Exercise prompt :: Please output the records below in full, exactly as given, but without the images.

Materials provided ::
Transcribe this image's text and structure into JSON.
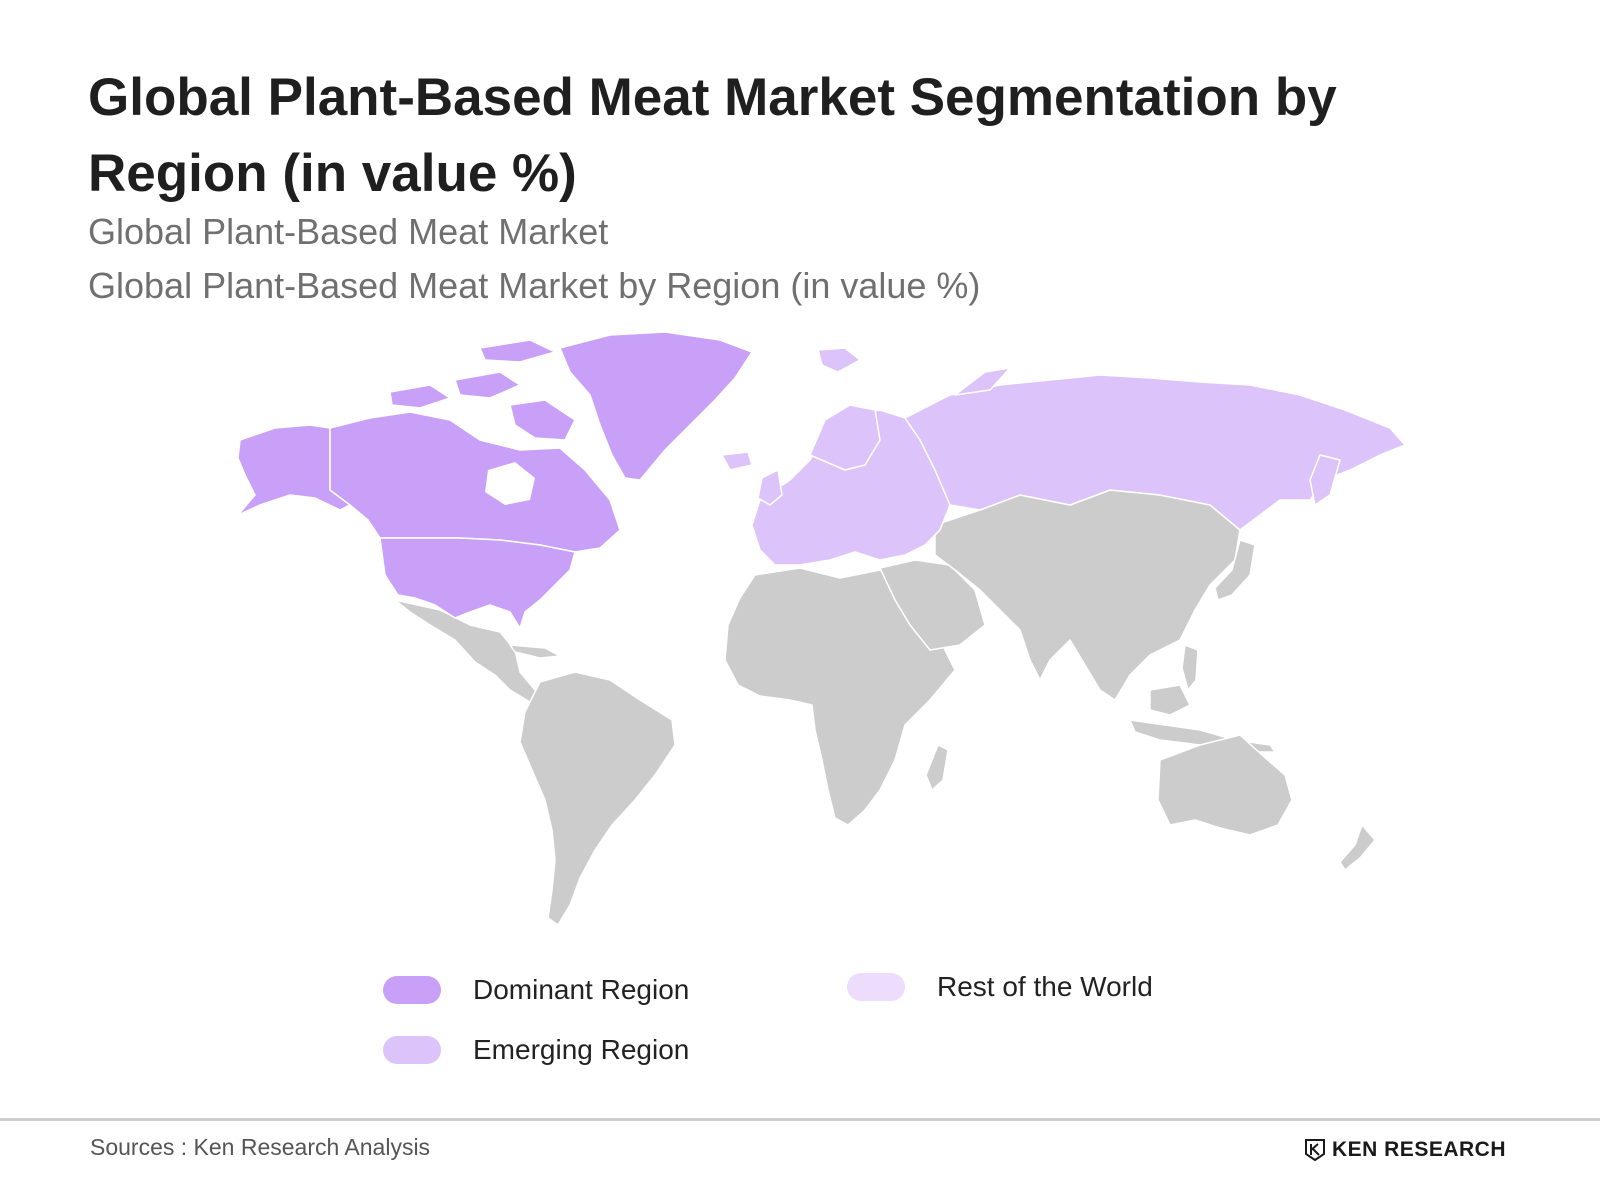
{
  "title": "Global Plant-Based Meat Market Segmentation by Region (in value %)",
  "subtitle_1": "Global Plant-Based Meat Market",
  "subtitle_2": "Global Plant-Based Meat Market by Region (in value %)",
  "colors": {
    "dominant": "#c9a0f7",
    "emerging": "#dcc4fb",
    "rest": "#eedcfd",
    "neutral_land": "#cccccc",
    "border": "#ffffff"
  },
  "map": {
    "regions": [
      {
        "name": "North America",
        "category": "dominant"
      },
      {
        "name": "Greenland",
        "category": "dominant"
      },
      {
        "name": "Europe",
        "category": "emerging"
      },
      {
        "name": "Russia",
        "category": "emerging"
      }
    ]
  },
  "legend": {
    "dominant": "Dominant Region",
    "emerging": "Emerging Region",
    "rest": "Rest of the World"
  },
  "source": "Sources : Ken Research Analysis",
  "logo_text": "KEN RESEARCH"
}
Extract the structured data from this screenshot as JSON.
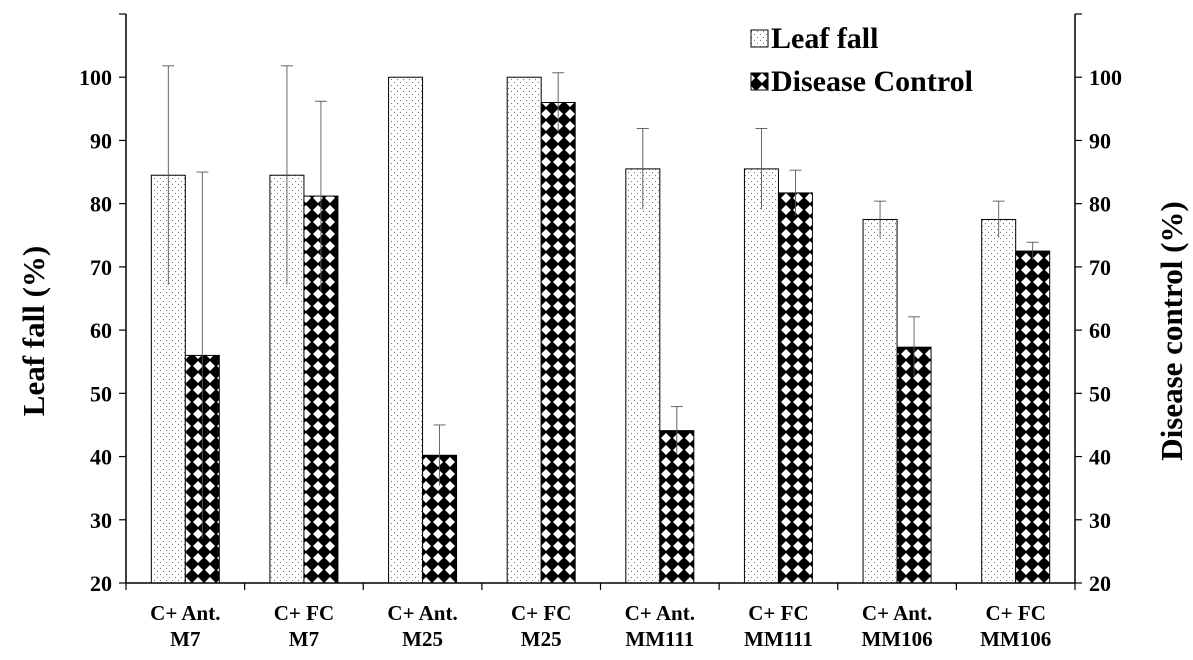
{
  "chart_data": {
    "type": "bar",
    "title": "",
    "ylabel": "Leaf fall (%)",
    "ylabel_right": "Disease control (%)",
    "xlabel": "",
    "ylim": [
      20,
      110
    ],
    "yticks": [
      20,
      30,
      40,
      50,
      60,
      70,
      80,
      90,
      100
    ],
    "ylim_right": [
      20,
      110
    ],
    "yticks_right": [
      20,
      30,
      40,
      50,
      60,
      70,
      80,
      90,
      100
    ],
    "grid": false,
    "legend_position": "top-right",
    "categories": [
      {
        "line1": "C+    Ant.",
        "line2": "M7"
      },
      {
        "line1": "C+    FC",
        "line2": "M7"
      },
      {
        "line1": "C+    Ant.",
        "line2": "M25"
      },
      {
        "line1": "C+    FC",
        "line2": "M25"
      },
      {
        "line1": "C+    Ant.",
        "line2": "MM111"
      },
      {
        "line1": "C+  FC",
        "line2": "MM111"
      },
      {
        "line1": "C+  Ant.",
        "line2": "MM106"
      },
      {
        "line1": "C+  FC",
        "line2": "MM106"
      }
    ],
    "series": [
      {
        "name": "Leaf fall",
        "pattern": "dotted",
        "values": [
          84.5,
          84.5,
          100,
          100,
          85.5,
          85.5,
          77.5,
          77.5
        ],
        "error": [
          17.3,
          17.3,
          0,
          0,
          6.4,
          6.4,
          2.9,
          2.9
        ]
      },
      {
        "name": "Disease Control",
        "pattern": "checkered",
        "values": [
          56,
          81.2,
          40.2,
          96,
          44.1,
          81.7,
          57.3,
          72.5
        ],
        "error": [
          29,
          15,
          4.8,
          4.7,
          3.8,
          3.6,
          4.8,
          1.4
        ]
      }
    ]
  }
}
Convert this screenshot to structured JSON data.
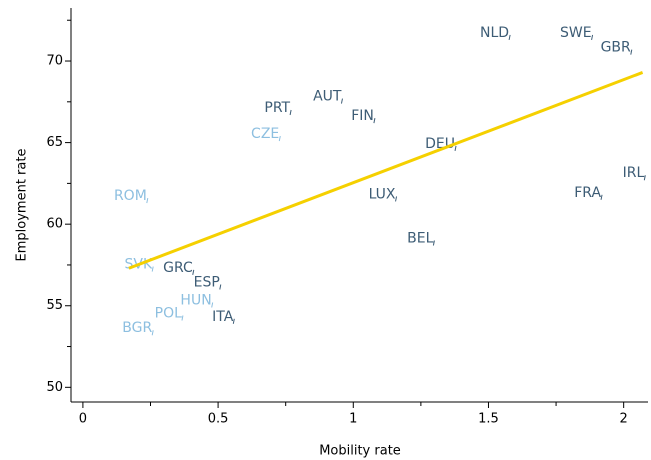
{
  "chart_data": {
    "type": "scatter",
    "x_label": "Mobility rate",
    "y_label": "Employment rate",
    "labels": [
      "NLD",
      "SWE",
      "GBR",
      "IRL",
      "FRA",
      "PRT",
      "AUT",
      "FIN",
      "CZE",
      "DEU",
      "LUX",
      "ROM",
      "BEL",
      "SVK",
      "GRC",
      "ESP",
      "HUN",
      "POL",
      "ITA",
      "BGR"
    ],
    "x": [
      1.58,
      1.885,
      2.03,
      2.08,
      1.92,
      0.77,
      0.96,
      1.08,
      0.73,
      1.38,
      1.16,
      0.24,
      1.3,
      0.26,
      0.41,
      0.51,
      0.48,
      0.37,
      0.56,
      0.26
    ],
    "values": [
      71.6,
      71.6,
      70.7,
      63.0,
      61.8,
      67.0,
      67.7,
      66.5,
      65.4,
      64.8,
      61.7,
      61.6,
      59.0,
      57.4,
      57.2,
      56.3,
      55.2,
      54.4,
      54.2,
      53.5
    ],
    "colors": [
      "#3d5c75",
      "#3d5c75",
      "#3d5c75",
      "#3d5c75",
      "#3d5c75",
      "#3d5c75",
      "#3d5c75",
      "#3d5c75",
      "#8dbfe0",
      "#3d5c75",
      "#3d5c75",
      "#8dbfe0",
      "#3d5c75",
      "#8dbfe0",
      "#3d5c75",
      "#3d5c75",
      "#8dbfe0",
      "#8dbfe0",
      "#3d5c75",
      "#8dbfe0"
    ],
    "fit_line": {
      "x": [
        0.17,
        2.07
      ],
      "y": [
        57.3,
        69.3
      ],
      "color": "#f5d000"
    },
    "xlim": [
      -0.044,
      2.09
    ],
    "ylim": [
      49.1,
      73.25
    ],
    "xticks": [
      0,
      0.5,
      1.0,
      1.5,
      2.0
    ],
    "yticks": [
      50,
      55,
      60,
      65,
      70
    ],
    "xminor_ticks": [
      0.25,
      0.75,
      1.25,
      1.75
    ],
    "yminor_ticks": [
      52.5,
      57.5,
      62.5,
      67.5,
      72.5
    ]
  }
}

Task output ::
Transcribe this image's text and structure into JSON.
{
  "title": "Global Plant-Based Meat Market Segmentation by Region (in value %)",
  "subtitle_1": "Global Plant-Based Meat Market",
  "subtitle_2": "Global Plant-Based Meat Market by Region (in value %)",
  "colors": {
    "dominant": "#c9a0f7",
    "emerging": "#dcc4fb",
    "rest": "#eedcfd",
    "neutral_land": "#cccccc",
    "border": "#ffffff"
  },
  "map": {
    "regions": [
      {
        "name": "North America",
        "category": "dominant"
      },
      {
        "name": "Greenland",
        "category": "dominant"
      },
      {
        "name": "Europe",
        "category": "emerging"
      },
      {
        "name": "Russia",
        "category": "emerging"
      }
    ]
  },
  "legend": {
    "dominant": "Dominant Region",
    "emerging": "Emerging Region",
    "rest": "Rest of the World"
  },
  "source": "Sources : Ken Research Analysis",
  "logo_text": "KEN RESEARCH"
}
Extract the structured data from this screenshot as JSON.
{
  "chart_data": {
    "type": "bar",
    "title": "",
    "ylabel": "Leaf fall (%)",
    "ylabel_right": "Disease control (%)",
    "xlabel": "",
    "ylim": [
      20,
      110
    ],
    "yticks": [
      20,
      30,
      40,
      50,
      60,
      70,
      80,
      90,
      100
    ],
    "ylim_right": [
      20,
      110
    ],
    "yticks_right": [
      20,
      30,
      40,
      50,
      60,
      70,
      80,
      90,
      100
    ],
    "grid": false,
    "legend_position": "top-right",
    "categories": [
      {
        "line1": "C+    Ant.",
        "line2": "M7"
      },
      {
        "line1": "C+    FC",
        "line2": "M7"
      },
      {
        "line1": "C+    Ant.",
        "line2": "M25"
      },
      {
        "line1": "C+    FC",
        "line2": "M25"
      },
      {
        "line1": "C+    Ant.",
        "line2": "MM111"
      },
      {
        "line1": "C+  FC",
        "line2": "MM111"
      },
      {
        "line1": "C+  Ant.",
        "line2": "MM106"
      },
      {
        "line1": "C+  FC",
        "line2": "MM106"
      }
    ],
    "series": [
      {
        "name": "Leaf fall",
        "pattern": "dotted",
        "values": [
          84.5,
          84.5,
          100,
          100,
          85.5,
          85.5,
          77.5,
          77.5
        ],
        "error": [
          17.3,
          17.3,
          0,
          0,
          6.4,
          6.4,
          2.9,
          2.9
        ]
      },
      {
        "name": "Disease Control",
        "pattern": "checkered",
        "values": [
          56,
          81.2,
          40.2,
          96,
          44.1,
          81.7,
          57.3,
          72.5
        ],
        "error": [
          29,
          15,
          4.8,
          4.7,
          3.8,
          3.6,
          4.8,
          1.4
        ]
      }
    ]
  }
}
Convert this screenshot to structured JSON data.
{
  "chart_data": {
    "type": "scatter",
    "x_label": "Mobility rate",
    "y_label": "Employment rate",
    "labels": [
      "NLD",
      "SWE",
      "GBR",
      "IRL",
      "FRA",
      "PRT",
      "AUT",
      "FIN",
      "CZE",
      "DEU",
      "LUX",
      "ROM",
      "BEL",
      "SVK",
      "GRC",
      "ESP",
      "HUN",
      "POL",
      "ITA",
      "BGR"
    ],
    "x": [
      1.58,
      1.885,
      2.03,
      2.08,
      1.92,
      0.77,
      0.96,
      1.08,
      0.73,
      1.38,
      1.16,
      0.24,
      1.3,
      0.26,
      0.41,
      0.51,
      0.48,
      0.37,
      0.56,
      0.26
    ],
    "values": [
      71.6,
      71.6,
      70.7,
      63.0,
      61.8,
      67.0,
      67.7,
      66.5,
      65.4,
      64.8,
      61.7,
      61.6,
      59.0,
      57.4,
      57.2,
      56.3,
      55.2,
      54.4,
      54.2,
      53.5
    ],
    "colors": [
      "#3d5c75",
      "#3d5c75",
      "#3d5c75",
      "#3d5c75",
      "#3d5c75",
      "#3d5c75",
      "#3d5c75",
      "#3d5c75",
      "#8dbfe0",
      "#3d5c75",
      "#3d5c75",
      "#8dbfe0",
      "#3d5c75",
      "#8dbfe0",
      "#3d5c75",
      "#3d5c75",
      "#8dbfe0",
      "#8dbfe0",
      "#3d5c75",
      "#8dbfe0"
    ],
    "fit_line": {
      "x": [
        0.17,
        2.07
      ],
      "y": [
        57.3,
        69.3
      ],
      "color": "#f5d000"
    },
    "xlim": [
      -0.044,
      2.09
    ],
    "ylim": [
      49.1,
      73.25
    ],
    "xticks": [
      0,
      0.5,
      1.0,
      1.5,
      2.0
    ],
    "yticks": [
      50,
      55,
      60,
      65,
      70
    ],
    "xminor_ticks": [
      0.25,
      0.75,
      1.25,
      1.75
    ],
    "yminor_ticks": [
      52.5,
      57.5,
      62.5,
      67.5,
      72.5
    ]
  }
}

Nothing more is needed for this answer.